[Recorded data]
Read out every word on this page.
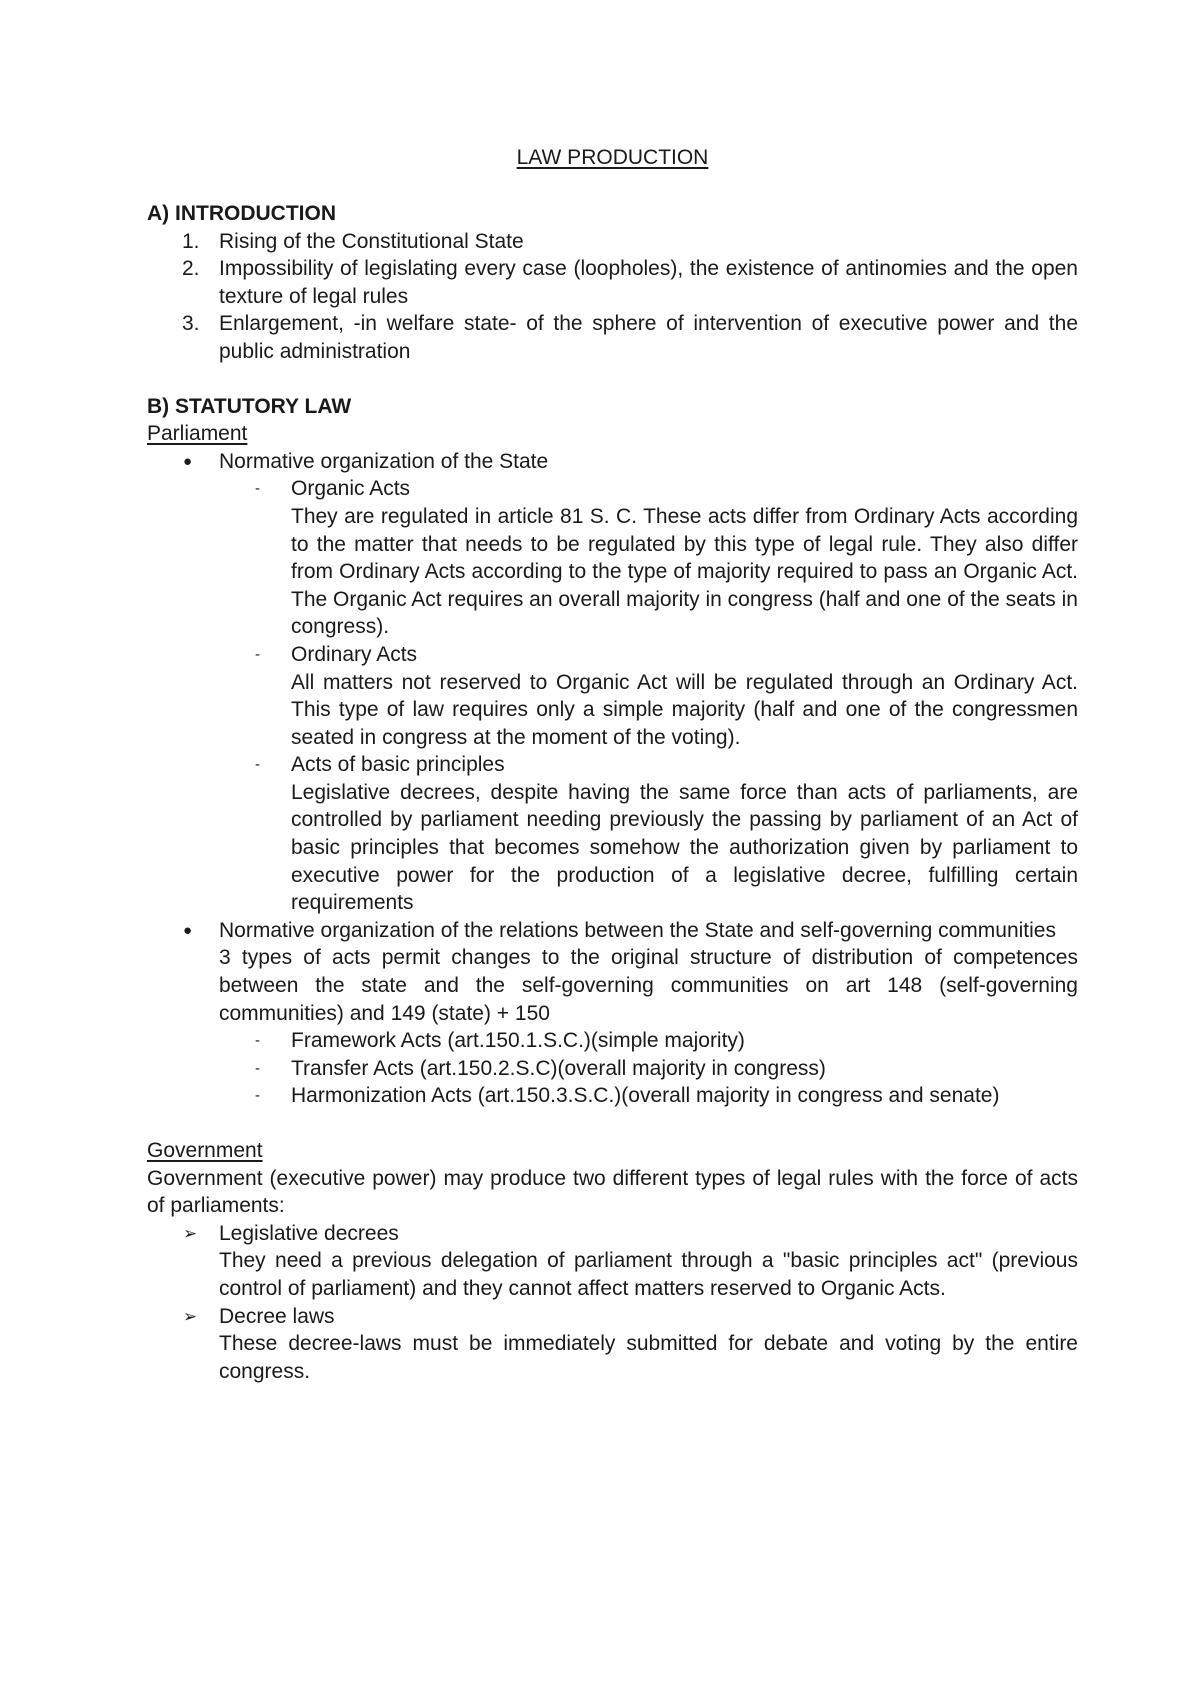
LAW PRODUCTION
A) INTRODUCTION
1. Rising of the Constitutional State
2. Impossibility of legislating every case (loopholes), the existence of antinomies and the open texture of legal rules
3. Enlargement, -in welfare state- of the sphere of intervention of executive power and the public administration
B) STATUTORY LAW
Parliament
● Normative organization of the State
- Organic Acts
They are regulated in article 81 S. C. These acts differ from Ordinary Acts according to the matter that needs to be regulated by this type of legal rule. They also differ from Ordinary Acts according to the type of majority required to pass an Organic Act. The Organic Act requires an overall majority in congress (half and one of the seats in congress).
- Ordinary Acts
All matters not reserved to Organic Act will be regulated through an Ordinary Act. This type of law requires only a simple majority (half and one of the congressmen seated in congress at the moment of the voting).
- Acts of basic principles
Legislative decrees, despite having the same force than acts of parliaments, are controlled by parliament needing previously the passing by parliament of an Act of basic principles that becomes somehow the authorization given by parliament to executive power for the production of a legislative decree, fulfilling certain requirements
● Normative organization of the relations between the State and self-governing communities
3 types of acts permit changes to the original structure of distribution of competences between the state and the self-governing communities on art 148 (self-governing communities) and 149 (state) + 150
- Framework Acts (art.150.1.S.C.)(simple majority)
- Transfer Acts (art.150.2.S.C)(overall majority in congress)
- Harmonization Acts (art.150.3.S.C.)(overall majority in congress and senate)
Government

Government (executive power) may produce two different types of legal rules with the force of acts of parliaments:

➢ Legislative decrees
They need a previous delegation of parliament through a "basic principles act" (previous control of parliament) and they cannot affect matters reserved to Organic Acts.
➢ Decree laws
These decree-laws must be immediately submitted for debate and voting by the entire congress.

▶ [GIVEN REQUEST]: Restate the entire listing word for word, excluding pictures.

▶ [OUTPUT FOR THIS TASK]:
Read out every word on this page.
LAW PRODUCTION
A) INTRODUCTION
1. Rising of the Constitutional State
2. Impossibility of legislating every case (loopholes), the existence of antinomies and the open texture of legal rules
3. Enlargement, -in welfare state- of the sphere of intervention of executive power and the public administration
B) STATUTORY LAW
Parliament
● Normative organization of the State
- Organic Acts
They are regulated in article 81 S. C. These acts differ from Ordinary Acts according to the matter that needs to be regulated by this type of legal rule. They also differ from Ordinary Acts according to the type of majority required to pass an Organic Act. The Organic Act requires an overall majority in congress (half and one of the seats in congress).
- Ordinary Acts
All matters not reserved to Organic Act will be regulated through an Ordinary Act. This type of law requires only a simple majority (half and one of the congressmen seated in congress at the moment of the voting).
- Acts of basic principles
Legislative decrees, despite having the same force than acts of parliaments, are controlled by parliament needing previously the passing by parliament of an Act of basic principles that becomes somehow the authorization given by parliament to executive power for the production of a legislative decree, fulfilling certain requirements
● Normative organization of the relations between the State and self-governing communities
3 types of acts permit changes to the original structure of distribution of competences between the state and the self-governing communities on art 148 (self-governing communities) and 149 (state) + 150
- Framework Acts (art.150.1.S.C.)(simple majority)
- Transfer Acts (art.150.2.S.C)(overall majority in congress)
- Harmonization Acts (art.150.3.S.C.)(overall majority in congress and senate)
Government

Government (executive power) may produce two different types of legal rules with the force of acts of parliaments:

➢ Legislative decrees
They need a previous delegation of parliament through a "basic principles act" (previous control of parliament) and they cannot affect matters reserved to Organic Acts.
➢ Decree laws
These decree-laws must be immediately submitted for debate and voting by the entire congress.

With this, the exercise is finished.